» What to work on
Could you reproduce every entry as it stands, leaving the pictures behind?

──────────

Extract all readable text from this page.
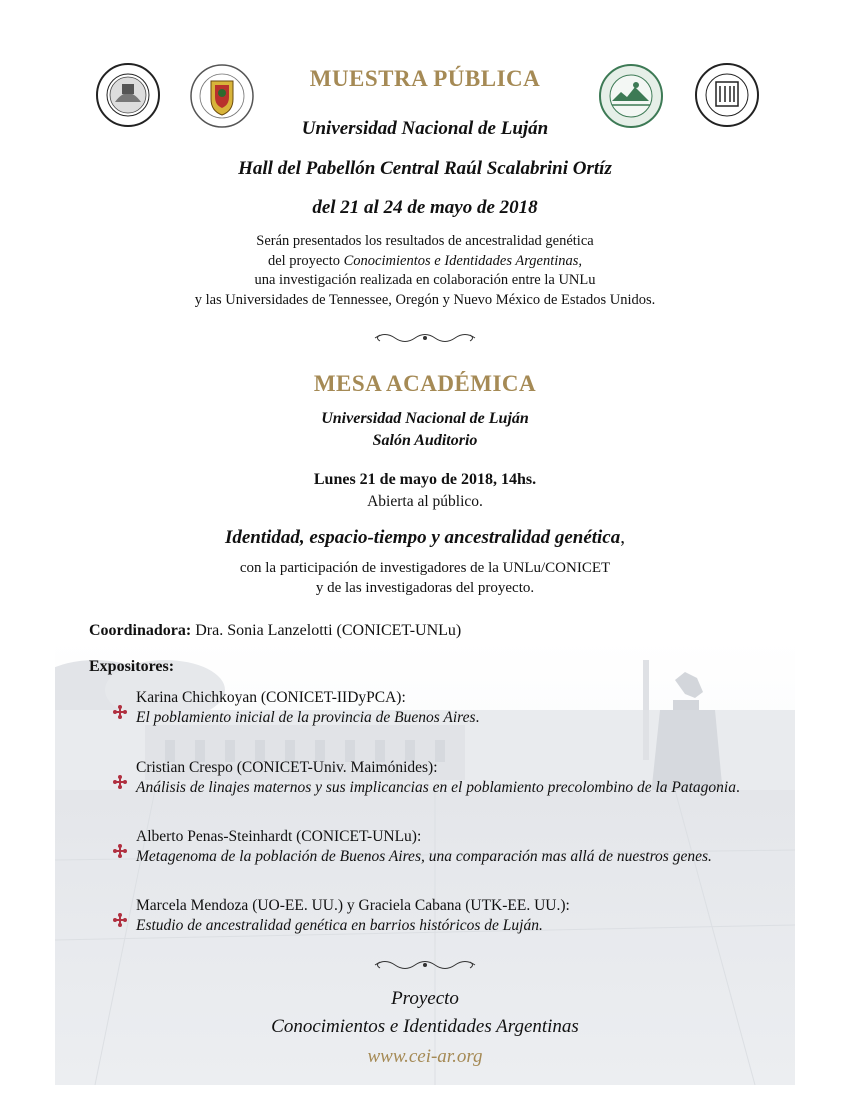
MUESTRA PÚBLICA
Universidad Nacional de Luján
Hall del Pabellón Central Raúl Scalabrini Ortíz
del 21 al 24 de mayo de 2018
Serán presentados los resultados de ancestralidad genética
del proyecto Conocimientos e Identidades Argentinas,
una investigación realizada en colaboración entre la UNLu
y las Universidades de Tennessee, Oregón y Nuevo México de Estados Unidos.
MESA ACADÉMICA
Universidad Nacional de Luján
Salón Auditorio
Lunes 21 de mayo de 2018, 14hs.
Abierta al público.
Identidad, espacio-tiempo y ancestralidad genética,
con la participación de investigadores de la UNLu/CONICET
y de las investigadoras del proyecto.
Coordinadora: Dra. Sonia Lanzelotti (CONICET-UNLu)
Expositores:
Karina Chichkoyan (CONICET-IIDyPCA):
El poblamiento inicial de la provincia de Buenos Aires.
Cristian Crespo (CONICET-Univ. Maimónides):
Análisis de linajes maternos y sus implicancias en el poblamiento precolombino de la Patagonia.
Alberto Penas-Steinhardt (CONICET-UNLu):
Metagenoma de la población de Buenos Aires, una comparación mas allá de nuestros genes.
Marcela Mendoza (UO-EE. UU.) y Graciela Cabana (UTK-EE. UU.):
Estudio de ancestralidad genética en barrios históricos de Luján.
Proyecto
Conocimientos e Identidades Argentinas
www.cei-ar.org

──────────

» Response to this task
Extract all readable text from this page.
MUESTRA PÚBLICA
Universidad Nacional de Luján
Hall del Pabellón Central Raúl Scalabrini Ortíz
del 21 al 24 de mayo de 2018
Serán presentados los resultados de ancestralidad genética
del proyecto Conocimientos e Identidades Argentinas,
una investigación realizada en colaboración entre la UNLu
y las Universidades de Tennessee, Oregón y Nuevo México de Estados Unidos.
MESA ACADÉMICA
Universidad Nacional de Luján
Salón Auditorio
Lunes 21 de mayo de 2018, 14hs.
Abierta al público.
Identidad, espacio-tiempo y ancestralidad genética,
con la participación de investigadores de la UNLu/CONICET
y de las investigadoras del proyecto.
Coordinadora: Dra. Sonia Lanzelotti (CONICET-UNLu)
Expositores:
Karina Chichkoyan (CONICET-IIDyPCA):
El poblamiento inicial de la provincia de Buenos Aires.
Cristian Crespo (CONICET-Univ. Maimónides):
Análisis de linajes maternos y sus implicancias en el poblamiento precolombino de la Patagonia.
Alberto Penas-Steinhardt (CONICET-UNLu):
Metagenoma de la población de Buenos Aires, una comparación mas allá de nuestros genes.
Marcela Mendoza (UO-EE. UU.) y Graciela Cabana (UTK-EE. UU.):
Estudio de ancestralidad genética en barrios históricos de Luján.
Proyecto
Conocimientos e Identidades Argentinas
www.cei-ar.org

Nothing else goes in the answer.